Show every line of the records below that contains the word "valmiita".

^^^^^^^^^^^^^^^^

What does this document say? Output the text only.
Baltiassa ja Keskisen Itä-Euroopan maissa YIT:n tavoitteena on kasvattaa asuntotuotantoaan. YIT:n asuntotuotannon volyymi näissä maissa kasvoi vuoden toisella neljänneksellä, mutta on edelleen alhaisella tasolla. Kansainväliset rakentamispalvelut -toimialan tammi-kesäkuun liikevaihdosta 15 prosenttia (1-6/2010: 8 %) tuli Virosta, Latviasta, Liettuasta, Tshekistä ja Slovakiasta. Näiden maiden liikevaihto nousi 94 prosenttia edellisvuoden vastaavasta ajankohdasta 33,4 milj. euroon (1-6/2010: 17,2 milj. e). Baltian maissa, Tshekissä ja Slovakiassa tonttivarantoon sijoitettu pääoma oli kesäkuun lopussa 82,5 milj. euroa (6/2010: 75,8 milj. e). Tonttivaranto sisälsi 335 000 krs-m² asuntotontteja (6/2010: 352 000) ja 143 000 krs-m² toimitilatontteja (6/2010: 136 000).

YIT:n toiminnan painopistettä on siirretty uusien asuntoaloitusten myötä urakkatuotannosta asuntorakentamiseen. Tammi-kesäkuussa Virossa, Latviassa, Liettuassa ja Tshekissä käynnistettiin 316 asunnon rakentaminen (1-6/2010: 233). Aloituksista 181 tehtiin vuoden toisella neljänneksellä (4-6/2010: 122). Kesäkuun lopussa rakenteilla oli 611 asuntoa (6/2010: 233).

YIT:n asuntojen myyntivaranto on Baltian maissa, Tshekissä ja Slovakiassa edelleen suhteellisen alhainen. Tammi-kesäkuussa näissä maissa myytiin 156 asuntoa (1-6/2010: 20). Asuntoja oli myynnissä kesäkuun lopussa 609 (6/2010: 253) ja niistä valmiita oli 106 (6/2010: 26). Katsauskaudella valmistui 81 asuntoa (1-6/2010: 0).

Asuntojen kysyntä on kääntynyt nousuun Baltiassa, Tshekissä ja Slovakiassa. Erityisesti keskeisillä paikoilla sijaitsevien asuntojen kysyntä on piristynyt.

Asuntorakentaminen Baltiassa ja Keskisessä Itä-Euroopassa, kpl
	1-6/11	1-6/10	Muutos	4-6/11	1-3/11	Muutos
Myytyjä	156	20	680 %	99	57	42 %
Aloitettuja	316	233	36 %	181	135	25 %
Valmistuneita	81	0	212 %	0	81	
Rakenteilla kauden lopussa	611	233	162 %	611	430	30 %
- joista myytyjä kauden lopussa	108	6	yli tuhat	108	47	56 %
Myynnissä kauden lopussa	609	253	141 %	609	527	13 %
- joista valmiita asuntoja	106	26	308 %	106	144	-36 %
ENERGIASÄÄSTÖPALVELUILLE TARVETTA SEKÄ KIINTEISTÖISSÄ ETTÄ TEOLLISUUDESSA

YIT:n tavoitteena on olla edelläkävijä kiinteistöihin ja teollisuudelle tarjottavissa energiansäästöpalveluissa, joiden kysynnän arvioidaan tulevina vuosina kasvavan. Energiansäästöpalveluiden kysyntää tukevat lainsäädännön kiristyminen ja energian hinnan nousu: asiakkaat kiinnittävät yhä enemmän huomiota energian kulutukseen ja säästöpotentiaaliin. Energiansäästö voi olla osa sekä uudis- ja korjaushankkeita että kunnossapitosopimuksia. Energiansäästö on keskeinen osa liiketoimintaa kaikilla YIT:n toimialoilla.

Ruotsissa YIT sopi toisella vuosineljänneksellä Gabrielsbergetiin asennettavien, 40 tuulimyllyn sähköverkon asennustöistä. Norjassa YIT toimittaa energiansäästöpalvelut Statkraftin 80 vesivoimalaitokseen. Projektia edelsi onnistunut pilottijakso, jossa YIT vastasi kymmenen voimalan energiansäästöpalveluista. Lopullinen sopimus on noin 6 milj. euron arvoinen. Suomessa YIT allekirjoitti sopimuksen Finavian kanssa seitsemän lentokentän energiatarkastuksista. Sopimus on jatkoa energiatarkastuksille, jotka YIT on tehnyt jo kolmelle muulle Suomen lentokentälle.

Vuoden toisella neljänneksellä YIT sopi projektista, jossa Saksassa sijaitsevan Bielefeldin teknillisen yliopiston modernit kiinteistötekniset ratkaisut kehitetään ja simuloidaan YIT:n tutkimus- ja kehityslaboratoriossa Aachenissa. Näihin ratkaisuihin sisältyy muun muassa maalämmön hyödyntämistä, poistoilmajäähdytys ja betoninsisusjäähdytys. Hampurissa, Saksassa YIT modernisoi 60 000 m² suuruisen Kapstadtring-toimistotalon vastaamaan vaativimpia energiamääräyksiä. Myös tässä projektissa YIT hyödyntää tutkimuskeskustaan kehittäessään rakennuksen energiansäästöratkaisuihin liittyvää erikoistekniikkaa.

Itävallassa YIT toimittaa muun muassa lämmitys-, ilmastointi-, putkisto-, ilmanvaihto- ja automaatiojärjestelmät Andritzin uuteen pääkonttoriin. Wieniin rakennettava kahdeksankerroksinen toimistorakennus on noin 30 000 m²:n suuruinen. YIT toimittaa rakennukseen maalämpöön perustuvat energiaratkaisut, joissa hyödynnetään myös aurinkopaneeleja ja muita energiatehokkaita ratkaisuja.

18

^^^^^^^^^^^^^^^^

### Worked answer
YIT:n asuntojen myyntivaranto on Baltian maissa, Tshekissä ja Slovakiassa edelleen suhteellisen alhainen. Tammi-kesäkuussa näissä maissa myytiin 156 asuntoa (1-6/2010: 20). Asuntoja oli myynnissä kesäkuun lopussa 609 (6/2010: 253) ja niistä valmiita oli 106 (6/2010: 26). Katsauskaudella valmistui 81 asuntoa (1-6/2010: 0).
- joista valmiita asuntoja	106	26	308 %	106	144	-36 %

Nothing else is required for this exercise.